» **MATERIAL TO PROCESS**
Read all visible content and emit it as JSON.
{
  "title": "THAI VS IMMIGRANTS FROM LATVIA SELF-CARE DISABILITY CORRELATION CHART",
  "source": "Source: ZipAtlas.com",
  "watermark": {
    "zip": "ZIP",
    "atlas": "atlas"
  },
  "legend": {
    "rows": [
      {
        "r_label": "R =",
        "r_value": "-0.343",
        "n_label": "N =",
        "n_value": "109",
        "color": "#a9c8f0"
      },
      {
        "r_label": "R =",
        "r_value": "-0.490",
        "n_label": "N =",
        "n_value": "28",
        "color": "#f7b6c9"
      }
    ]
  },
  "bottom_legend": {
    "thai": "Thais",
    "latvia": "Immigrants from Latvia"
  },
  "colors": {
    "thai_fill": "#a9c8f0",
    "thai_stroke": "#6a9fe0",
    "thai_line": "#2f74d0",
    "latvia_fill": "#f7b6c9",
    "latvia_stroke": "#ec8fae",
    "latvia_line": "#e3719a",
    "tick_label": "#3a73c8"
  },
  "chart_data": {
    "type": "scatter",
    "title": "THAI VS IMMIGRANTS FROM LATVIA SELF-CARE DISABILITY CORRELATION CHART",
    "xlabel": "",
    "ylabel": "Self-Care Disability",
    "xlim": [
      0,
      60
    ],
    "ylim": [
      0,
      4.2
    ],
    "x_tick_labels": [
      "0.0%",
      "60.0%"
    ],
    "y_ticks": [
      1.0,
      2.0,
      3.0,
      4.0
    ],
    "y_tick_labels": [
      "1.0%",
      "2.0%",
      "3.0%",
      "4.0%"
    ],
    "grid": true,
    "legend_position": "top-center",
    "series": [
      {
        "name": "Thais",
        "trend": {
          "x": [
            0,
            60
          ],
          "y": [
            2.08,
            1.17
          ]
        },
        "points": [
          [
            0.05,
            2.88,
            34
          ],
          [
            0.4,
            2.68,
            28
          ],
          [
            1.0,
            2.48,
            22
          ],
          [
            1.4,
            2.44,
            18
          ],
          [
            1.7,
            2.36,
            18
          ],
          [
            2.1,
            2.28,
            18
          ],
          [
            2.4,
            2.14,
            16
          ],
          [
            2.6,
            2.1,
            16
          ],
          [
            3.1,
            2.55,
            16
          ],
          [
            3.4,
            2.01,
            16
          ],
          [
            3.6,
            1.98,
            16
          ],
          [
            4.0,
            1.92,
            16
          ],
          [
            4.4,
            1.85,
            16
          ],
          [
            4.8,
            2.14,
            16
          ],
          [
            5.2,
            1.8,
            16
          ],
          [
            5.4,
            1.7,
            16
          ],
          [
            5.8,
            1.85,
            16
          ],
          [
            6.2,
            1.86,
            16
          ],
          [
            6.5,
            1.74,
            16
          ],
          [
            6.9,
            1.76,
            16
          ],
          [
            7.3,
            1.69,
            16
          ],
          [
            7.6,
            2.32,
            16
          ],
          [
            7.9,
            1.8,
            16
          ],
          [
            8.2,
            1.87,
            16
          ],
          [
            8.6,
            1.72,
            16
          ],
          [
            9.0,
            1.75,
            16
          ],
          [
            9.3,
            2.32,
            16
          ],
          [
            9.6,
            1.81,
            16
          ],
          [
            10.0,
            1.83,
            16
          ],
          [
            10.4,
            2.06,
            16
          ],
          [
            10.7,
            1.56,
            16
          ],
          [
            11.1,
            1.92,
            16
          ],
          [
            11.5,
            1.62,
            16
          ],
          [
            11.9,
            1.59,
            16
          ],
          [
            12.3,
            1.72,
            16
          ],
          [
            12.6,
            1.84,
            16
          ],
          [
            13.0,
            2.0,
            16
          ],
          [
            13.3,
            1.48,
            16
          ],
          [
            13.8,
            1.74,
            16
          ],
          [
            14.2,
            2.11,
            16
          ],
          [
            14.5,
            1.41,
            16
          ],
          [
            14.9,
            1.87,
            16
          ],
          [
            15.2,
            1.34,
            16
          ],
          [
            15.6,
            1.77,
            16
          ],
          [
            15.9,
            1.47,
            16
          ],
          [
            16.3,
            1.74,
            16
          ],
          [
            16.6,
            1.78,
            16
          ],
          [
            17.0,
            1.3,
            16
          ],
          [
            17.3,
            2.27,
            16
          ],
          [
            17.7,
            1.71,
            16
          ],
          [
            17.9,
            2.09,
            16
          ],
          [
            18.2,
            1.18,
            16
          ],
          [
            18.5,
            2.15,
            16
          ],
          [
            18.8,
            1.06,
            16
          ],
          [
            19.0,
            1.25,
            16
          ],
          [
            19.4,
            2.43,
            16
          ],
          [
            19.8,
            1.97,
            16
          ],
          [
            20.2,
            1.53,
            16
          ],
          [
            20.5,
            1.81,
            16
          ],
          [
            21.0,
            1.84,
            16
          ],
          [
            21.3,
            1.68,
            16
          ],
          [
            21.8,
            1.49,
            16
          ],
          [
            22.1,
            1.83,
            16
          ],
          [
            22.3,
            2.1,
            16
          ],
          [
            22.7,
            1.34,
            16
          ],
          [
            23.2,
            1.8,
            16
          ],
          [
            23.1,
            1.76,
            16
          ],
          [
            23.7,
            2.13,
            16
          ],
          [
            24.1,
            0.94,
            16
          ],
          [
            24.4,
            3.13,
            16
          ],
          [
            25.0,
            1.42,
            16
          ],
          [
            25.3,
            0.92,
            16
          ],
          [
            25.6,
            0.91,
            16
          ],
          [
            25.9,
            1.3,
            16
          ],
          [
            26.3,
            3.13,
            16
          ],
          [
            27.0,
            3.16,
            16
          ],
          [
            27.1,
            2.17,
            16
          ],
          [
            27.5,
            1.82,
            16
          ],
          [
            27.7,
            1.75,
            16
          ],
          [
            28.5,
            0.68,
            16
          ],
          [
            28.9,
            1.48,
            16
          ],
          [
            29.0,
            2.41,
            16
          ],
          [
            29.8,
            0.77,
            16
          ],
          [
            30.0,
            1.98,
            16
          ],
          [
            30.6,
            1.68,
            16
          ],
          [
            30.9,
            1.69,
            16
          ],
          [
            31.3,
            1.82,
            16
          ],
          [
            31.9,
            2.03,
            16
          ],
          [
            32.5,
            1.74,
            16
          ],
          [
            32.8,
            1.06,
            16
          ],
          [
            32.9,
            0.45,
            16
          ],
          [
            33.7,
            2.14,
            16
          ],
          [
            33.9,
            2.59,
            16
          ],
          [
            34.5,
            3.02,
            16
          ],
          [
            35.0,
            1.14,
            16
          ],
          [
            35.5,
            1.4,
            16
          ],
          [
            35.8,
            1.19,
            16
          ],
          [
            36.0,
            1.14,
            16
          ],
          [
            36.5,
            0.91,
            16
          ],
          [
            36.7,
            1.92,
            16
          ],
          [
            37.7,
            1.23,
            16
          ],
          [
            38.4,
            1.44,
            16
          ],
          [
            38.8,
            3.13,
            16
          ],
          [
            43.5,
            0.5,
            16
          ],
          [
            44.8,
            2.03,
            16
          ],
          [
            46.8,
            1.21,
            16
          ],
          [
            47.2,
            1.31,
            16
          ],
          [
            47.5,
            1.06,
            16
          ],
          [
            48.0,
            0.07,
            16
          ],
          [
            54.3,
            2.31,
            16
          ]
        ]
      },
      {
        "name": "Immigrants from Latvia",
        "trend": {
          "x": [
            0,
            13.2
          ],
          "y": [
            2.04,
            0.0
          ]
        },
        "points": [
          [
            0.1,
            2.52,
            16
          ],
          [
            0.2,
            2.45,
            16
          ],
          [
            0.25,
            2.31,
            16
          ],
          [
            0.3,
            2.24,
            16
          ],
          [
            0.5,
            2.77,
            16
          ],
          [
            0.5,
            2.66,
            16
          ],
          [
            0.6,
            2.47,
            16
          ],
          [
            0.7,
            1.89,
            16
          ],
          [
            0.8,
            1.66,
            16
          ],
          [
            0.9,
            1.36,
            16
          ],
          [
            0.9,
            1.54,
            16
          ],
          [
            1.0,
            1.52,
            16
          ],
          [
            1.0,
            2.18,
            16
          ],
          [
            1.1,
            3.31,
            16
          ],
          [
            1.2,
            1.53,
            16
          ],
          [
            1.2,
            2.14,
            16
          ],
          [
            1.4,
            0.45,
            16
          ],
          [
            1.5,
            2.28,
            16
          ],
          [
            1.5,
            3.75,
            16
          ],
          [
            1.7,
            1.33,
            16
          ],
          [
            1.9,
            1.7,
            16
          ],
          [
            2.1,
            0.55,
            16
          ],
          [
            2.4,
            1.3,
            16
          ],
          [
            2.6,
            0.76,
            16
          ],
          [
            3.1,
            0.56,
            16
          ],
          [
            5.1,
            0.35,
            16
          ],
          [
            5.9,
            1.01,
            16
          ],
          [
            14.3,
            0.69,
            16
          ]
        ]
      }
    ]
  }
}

» **SHORT EXERCISE**
Pull out all lines containing the word "name" from the entries above.

» **RESULT**
        "name": "Thais",
        "name": "Immigrants from Latvia",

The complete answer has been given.